*EXERCISE INSTRUCTIONS*.
The listing below must be repeated word for word, with its images excluded.

- - -

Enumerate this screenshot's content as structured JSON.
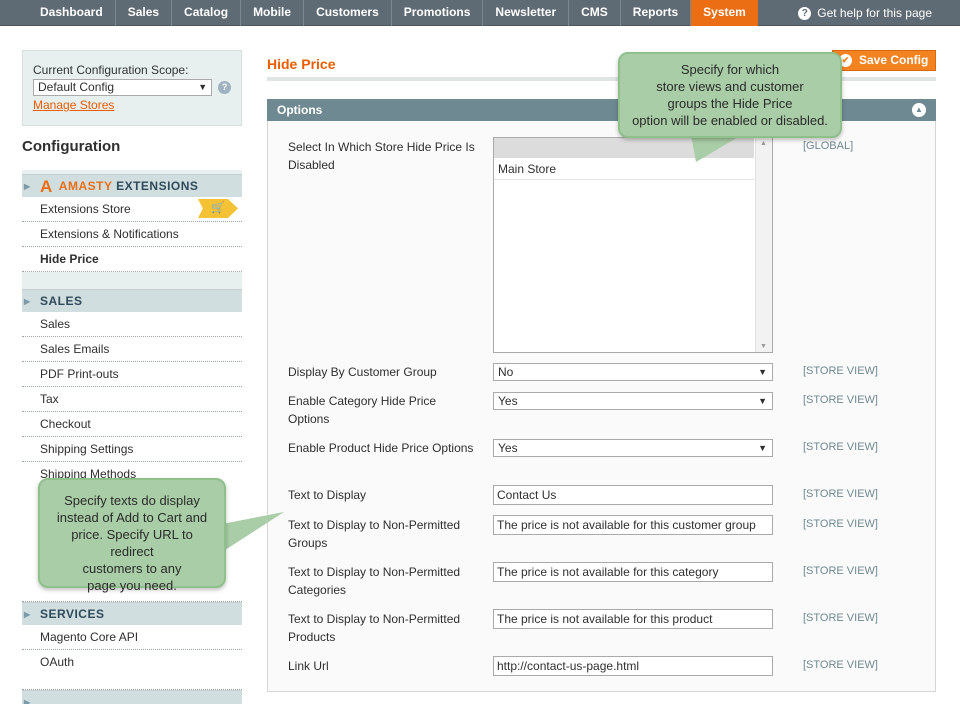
{
  "nav": {
    "items": [
      "Dashboard",
      "Sales",
      "Catalog",
      "Mobile",
      "Customers",
      "Promotions",
      "Newsletter",
      "CMS",
      "Reports",
      "System"
    ],
    "active": "System",
    "help": "Get help for this page"
  },
  "scope": {
    "label": "Current Configuration Scope:",
    "selected": "Default Config",
    "manage_link": "Manage Stores"
  },
  "sidebar": {
    "heading": "Configuration",
    "amasty": {
      "brand": "AMASTY",
      "suffix": "EXTENSIONS"
    },
    "amasty_items": [
      "Extensions Store",
      "Extensions & Notifications",
      "Hide Price"
    ],
    "selected_item": "Hide Price",
    "sales": {
      "title": "SALES",
      "items": [
        "Sales",
        "Sales Emails",
        "PDF Print-outs",
        "Tax",
        "Checkout",
        "Shipping Settings",
        "Shipping Methods"
      ]
    },
    "services": {
      "title": "SERVICES",
      "items": [
        "Magento Core API",
        "OAuth"
      ]
    }
  },
  "main": {
    "title": "Hide Price",
    "save_label": "Save Config",
    "section_title": "Options",
    "fields": {
      "store_label": "Select In Which Store Hide Price Is Disabled",
      "store_options": [
        "Main Store"
      ],
      "store_scope": "[GLOBAL]",
      "group_label": "Display By Customer Group",
      "group_value": "No",
      "group_scope": "[STORE VIEW]",
      "category_label": "Enable Category Hide Price Options",
      "category_value": "Yes",
      "category_scope": "[STORE VIEW]",
      "product_label": "Enable Product Hide Price Options",
      "product_value": "Yes",
      "product_scope": "[STORE VIEW]",
      "text_label": "Text to Display",
      "text_value": "Contact Us",
      "text_scope": "[STORE VIEW]",
      "np_groups_label": "Text to Display to Non-Permitted Groups",
      "np_groups_value": "The price is not available for this customer group",
      "np_groups_scope": "[STORE VIEW]",
      "np_categories_label": "Text to Display to Non-Permitted Categories",
      "np_categories_value": "The price is not available for this category",
      "np_categories_scope": "[STORE VIEW]",
      "np_products_label": "Text to Display to Non-Permitted Products",
      "np_products_value": "The price is not available for this product",
      "np_products_scope": "[STORE VIEW]",
      "link_label": "Link Url",
      "link_value": "http://contact-us-page.html",
      "link_scope": "[STORE VIEW]"
    }
  },
  "callouts": {
    "top": [
      "Specify for which",
      "store views and  customer",
      "groups the Hide Price",
      "option will be enabled or disabled."
    ],
    "left": [
      "Specify texts do display",
      "instead of Add to Cart and",
      "price. Specify URL to redirect",
      "customers to any",
      "page you need."
    ]
  },
  "colors": {
    "accent": "#ec6e14",
    "nav_bg": "#5f6b74",
    "section_bar": "#6f8992",
    "callout": "#a9cda6"
  }
}
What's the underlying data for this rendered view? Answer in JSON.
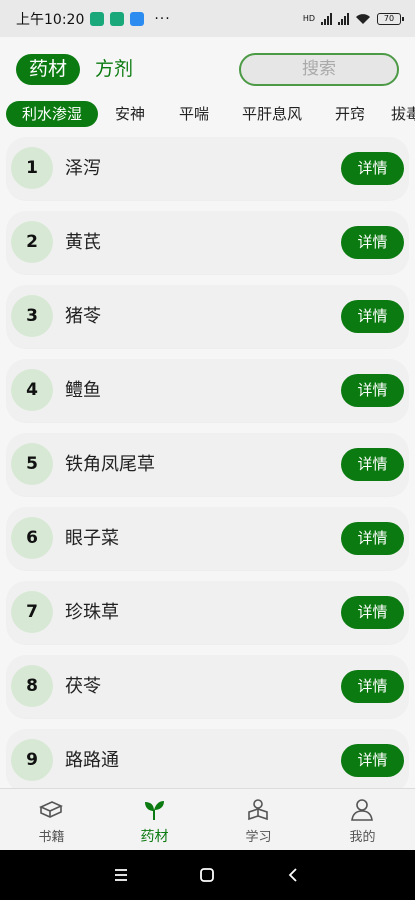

- - -

*CORRECT RESULT*.
Enumerate this screenshot's content as structured JSON.
{
  "nav": {
    "items": [
      "Dashboard",
      "Sales",
      "Catalog",
      "Mobile",
      "Customers",
      "Promotions",
      "Newsletter",
      "CMS",
      "Reports",
      "System"
    ],
    "active": "System",
    "help": "Get help for this page"
  },
  "scope": {
    "label": "Current Configuration Scope:",
    "selected": "Default Config",
    "manage_link": "Manage Stores"
  },
  "sidebar": {
    "heading": "Configuration",
    "amasty": {
      "brand": "AMASTY",
      "suffix": "EXTENSIONS"
    },
    "amasty_items": [
      "Extensions Store",
      "Extensions & Notifications",
      "Hide Price"
    ],
    "selected_item": "Hide Price",
    "sales": {
      "title": "SALES",
      "items": [
        "Sales",
        "Sales Emails",
        "PDF Print-outs",
        "Tax",
        "Checkout",
        "Shipping Settings",
        "Shipping Methods"
      ]
    },
    "services": {
      "title": "SERVICES",
      "items": [
        "Magento Core API",
        "OAuth"
      ]
    }
  },
  "main": {
    "title": "Hide Price",
    "save_label": "Save Config",
    "section_title": "Options",
    "fields": {
      "store_label": "Select In Which Store Hide Price Is Disabled",
      "store_options": [
        "Main Store"
      ],
      "store_scope": "[GLOBAL]",
      "group_label": "Display By Customer Group",
      "group_value": "No",
      "group_scope": "[STORE VIEW]",
      "category_label": "Enable Category Hide Price Options",
      "category_value": "Yes",
      "category_scope": "[STORE VIEW]",
      "product_label": "Enable Product Hide Price Options",
      "product_value": "Yes",
      "product_scope": "[STORE VIEW]",
      "text_label": "Text to Display",
      "text_value": "Contact Us",
      "text_scope": "[STORE VIEW]",
      "np_groups_label": "Text to Display to Non-Permitted Groups",
      "np_groups_value": "The price is not available for this customer group",
      "np_groups_scope": "[STORE VIEW]",
      "np_categories_label": "Text to Display to Non-Permitted Categories",
      "np_categories_value": "The price is not available for this category",
      "np_categories_scope": "[STORE VIEW]",
      "np_products_label": "Text to Display to Non-Permitted Products",
      "np_products_value": "The price is not available for this product",
      "np_products_scope": "[STORE VIEW]",
      "link_label": "Link Url",
      "link_value": "http://contact-us-page.html",
      "link_scope": "[STORE VIEW]"
    }
  },
  "callouts": {
    "top": [
      "Specify for which",
      "store views and  customer",
      "groups the Hide Price",
      "option will be enabled or disabled."
    ],
    "left": [
      "Specify texts do display",
      "instead of Add to Cart and",
      "price. Specify URL to redirect",
      "customers to any",
      "page you need."
    ]
  },
  "colors": {
    "accent": "#ec6e14",
    "nav_bg": "#5f6b74",
    "section_bar": "#6f8992",
    "callout": "#a9cda6"
  }
}
What's the underlying data for this rendered view? Answer in JSON.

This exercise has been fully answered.